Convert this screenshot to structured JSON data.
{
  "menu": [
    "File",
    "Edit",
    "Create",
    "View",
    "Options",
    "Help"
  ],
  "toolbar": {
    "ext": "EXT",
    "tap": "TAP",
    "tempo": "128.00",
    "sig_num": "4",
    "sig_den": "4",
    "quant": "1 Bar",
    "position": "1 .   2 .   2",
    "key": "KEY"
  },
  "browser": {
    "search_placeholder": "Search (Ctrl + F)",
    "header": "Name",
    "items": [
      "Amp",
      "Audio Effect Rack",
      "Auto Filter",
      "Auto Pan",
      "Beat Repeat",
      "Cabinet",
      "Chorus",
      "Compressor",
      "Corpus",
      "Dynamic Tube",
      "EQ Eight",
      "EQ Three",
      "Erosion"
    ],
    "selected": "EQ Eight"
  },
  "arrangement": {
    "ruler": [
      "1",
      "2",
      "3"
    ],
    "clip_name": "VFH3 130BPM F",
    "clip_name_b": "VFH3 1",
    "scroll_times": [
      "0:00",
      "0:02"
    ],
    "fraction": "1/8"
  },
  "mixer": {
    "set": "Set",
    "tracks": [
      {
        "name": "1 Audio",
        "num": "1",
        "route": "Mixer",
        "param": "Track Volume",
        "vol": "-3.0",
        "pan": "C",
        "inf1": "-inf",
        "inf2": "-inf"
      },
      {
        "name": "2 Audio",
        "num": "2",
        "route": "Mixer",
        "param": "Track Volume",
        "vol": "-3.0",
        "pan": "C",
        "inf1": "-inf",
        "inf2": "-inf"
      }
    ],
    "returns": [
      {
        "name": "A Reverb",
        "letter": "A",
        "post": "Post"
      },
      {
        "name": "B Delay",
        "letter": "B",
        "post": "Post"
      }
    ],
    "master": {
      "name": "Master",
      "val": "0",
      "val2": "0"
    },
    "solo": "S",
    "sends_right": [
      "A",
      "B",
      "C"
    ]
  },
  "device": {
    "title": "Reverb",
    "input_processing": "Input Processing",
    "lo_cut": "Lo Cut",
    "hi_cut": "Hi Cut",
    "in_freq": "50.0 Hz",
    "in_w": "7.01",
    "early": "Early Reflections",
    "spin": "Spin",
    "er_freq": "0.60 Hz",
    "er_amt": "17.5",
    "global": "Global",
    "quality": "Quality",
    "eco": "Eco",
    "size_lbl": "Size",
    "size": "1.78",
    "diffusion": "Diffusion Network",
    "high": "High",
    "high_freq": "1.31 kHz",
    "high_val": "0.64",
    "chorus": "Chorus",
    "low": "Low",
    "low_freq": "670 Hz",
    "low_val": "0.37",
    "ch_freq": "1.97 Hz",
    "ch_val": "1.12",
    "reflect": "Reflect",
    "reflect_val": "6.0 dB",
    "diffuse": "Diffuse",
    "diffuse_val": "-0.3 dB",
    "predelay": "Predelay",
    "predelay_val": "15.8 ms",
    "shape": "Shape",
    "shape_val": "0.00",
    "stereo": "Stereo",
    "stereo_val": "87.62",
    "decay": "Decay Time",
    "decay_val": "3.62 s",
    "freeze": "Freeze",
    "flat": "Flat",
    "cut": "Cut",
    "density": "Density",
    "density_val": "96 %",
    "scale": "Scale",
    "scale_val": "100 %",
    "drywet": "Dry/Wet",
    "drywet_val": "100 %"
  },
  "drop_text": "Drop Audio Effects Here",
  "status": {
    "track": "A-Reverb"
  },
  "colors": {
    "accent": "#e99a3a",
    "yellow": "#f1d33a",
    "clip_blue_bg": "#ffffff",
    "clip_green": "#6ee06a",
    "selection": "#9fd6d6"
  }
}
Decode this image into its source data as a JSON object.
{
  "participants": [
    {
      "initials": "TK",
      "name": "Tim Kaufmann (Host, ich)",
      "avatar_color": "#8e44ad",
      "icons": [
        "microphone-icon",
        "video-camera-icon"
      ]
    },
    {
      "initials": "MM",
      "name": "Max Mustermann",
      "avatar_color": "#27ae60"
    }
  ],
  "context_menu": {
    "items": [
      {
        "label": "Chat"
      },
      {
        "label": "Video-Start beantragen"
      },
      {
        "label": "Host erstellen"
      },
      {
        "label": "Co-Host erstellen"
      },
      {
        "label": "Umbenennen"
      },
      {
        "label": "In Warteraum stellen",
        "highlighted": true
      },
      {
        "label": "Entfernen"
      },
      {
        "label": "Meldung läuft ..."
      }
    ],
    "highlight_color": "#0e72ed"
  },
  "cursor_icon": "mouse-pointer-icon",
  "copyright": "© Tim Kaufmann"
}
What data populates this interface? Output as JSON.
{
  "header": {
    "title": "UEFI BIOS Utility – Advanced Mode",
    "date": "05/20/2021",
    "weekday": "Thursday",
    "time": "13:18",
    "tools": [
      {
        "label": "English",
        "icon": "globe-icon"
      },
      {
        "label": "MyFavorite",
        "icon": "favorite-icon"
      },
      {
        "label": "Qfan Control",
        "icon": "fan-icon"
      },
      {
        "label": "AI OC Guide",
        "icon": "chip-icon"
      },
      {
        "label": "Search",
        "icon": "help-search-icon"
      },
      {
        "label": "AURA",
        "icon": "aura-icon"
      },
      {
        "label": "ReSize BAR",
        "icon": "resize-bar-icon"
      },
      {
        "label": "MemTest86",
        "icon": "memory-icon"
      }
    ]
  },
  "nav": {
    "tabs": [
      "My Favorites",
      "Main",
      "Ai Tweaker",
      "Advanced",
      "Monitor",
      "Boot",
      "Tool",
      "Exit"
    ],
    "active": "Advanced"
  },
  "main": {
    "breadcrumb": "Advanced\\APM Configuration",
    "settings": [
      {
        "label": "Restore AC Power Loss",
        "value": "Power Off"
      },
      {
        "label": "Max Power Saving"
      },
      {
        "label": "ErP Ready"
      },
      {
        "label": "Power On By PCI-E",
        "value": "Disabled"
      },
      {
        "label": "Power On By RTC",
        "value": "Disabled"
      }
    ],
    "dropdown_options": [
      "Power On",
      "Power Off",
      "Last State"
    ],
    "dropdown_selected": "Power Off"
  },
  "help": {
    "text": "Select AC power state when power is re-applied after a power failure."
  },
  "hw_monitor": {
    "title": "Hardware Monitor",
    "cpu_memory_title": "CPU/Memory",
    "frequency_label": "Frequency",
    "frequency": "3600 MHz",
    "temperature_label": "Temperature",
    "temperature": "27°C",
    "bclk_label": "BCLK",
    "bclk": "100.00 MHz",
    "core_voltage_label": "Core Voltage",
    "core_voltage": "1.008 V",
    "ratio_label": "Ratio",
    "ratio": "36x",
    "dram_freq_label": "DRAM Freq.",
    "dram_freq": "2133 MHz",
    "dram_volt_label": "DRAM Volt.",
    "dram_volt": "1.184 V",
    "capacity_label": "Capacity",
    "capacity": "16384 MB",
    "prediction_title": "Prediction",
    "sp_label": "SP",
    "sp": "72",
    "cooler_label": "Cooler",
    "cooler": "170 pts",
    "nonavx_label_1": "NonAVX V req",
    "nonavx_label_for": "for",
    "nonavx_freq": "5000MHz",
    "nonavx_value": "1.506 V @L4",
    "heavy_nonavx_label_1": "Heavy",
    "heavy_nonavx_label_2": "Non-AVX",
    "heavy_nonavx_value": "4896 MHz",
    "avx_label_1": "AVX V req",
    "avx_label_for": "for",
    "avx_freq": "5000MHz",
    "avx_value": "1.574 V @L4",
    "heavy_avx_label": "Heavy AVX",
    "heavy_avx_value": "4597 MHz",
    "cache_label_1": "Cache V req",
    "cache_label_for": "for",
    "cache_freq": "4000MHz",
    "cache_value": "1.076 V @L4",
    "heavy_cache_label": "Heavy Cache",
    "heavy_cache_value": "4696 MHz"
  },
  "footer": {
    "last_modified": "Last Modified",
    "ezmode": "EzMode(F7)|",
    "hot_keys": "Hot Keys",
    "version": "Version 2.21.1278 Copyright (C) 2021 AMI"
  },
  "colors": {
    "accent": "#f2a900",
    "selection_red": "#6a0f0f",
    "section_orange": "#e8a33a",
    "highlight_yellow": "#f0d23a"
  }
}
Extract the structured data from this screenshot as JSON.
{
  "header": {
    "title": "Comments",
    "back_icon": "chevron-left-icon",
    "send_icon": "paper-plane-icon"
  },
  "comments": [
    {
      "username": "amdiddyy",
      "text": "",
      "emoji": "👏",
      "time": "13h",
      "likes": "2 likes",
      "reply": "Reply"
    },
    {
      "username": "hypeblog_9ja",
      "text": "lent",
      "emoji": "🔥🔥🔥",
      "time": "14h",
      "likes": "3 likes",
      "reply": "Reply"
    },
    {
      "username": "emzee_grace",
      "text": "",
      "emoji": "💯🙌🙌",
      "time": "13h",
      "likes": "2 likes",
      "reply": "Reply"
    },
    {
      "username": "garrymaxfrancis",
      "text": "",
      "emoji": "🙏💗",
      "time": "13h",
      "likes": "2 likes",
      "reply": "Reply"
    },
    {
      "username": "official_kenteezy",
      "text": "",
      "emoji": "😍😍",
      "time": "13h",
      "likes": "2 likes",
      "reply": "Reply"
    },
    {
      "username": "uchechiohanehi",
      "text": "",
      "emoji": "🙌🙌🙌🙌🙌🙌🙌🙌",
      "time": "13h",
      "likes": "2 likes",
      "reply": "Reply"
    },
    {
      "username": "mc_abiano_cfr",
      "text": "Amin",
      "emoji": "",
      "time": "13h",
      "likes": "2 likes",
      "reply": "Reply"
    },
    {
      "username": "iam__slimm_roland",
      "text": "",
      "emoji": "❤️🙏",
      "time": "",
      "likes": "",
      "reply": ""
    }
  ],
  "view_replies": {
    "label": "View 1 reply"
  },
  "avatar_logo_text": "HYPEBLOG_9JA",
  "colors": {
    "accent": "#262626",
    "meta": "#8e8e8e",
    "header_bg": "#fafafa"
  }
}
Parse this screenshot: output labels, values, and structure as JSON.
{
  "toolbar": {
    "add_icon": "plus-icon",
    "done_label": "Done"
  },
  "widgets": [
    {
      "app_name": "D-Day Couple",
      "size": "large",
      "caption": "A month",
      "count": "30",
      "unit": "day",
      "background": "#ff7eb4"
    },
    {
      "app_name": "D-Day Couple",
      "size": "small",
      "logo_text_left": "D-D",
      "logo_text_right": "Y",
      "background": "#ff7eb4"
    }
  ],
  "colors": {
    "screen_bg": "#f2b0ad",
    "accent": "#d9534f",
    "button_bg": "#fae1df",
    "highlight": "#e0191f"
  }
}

===

* _TASK DESCRIPTION_
From the entries above, copy out every line where the string "username" appears.

* _REPLY TO THE TASK_
      "username": "amdiddyy",
      "username": "hypeblog_9ja",
      "username": "emzee_grace",
      "username": "garrymaxfrancis",
      "username": "official_kenteezy",
      "username": "uchechiohanehi",
      "username": "mc_abiano_cfr",
      "username": "iam__slimm_roland",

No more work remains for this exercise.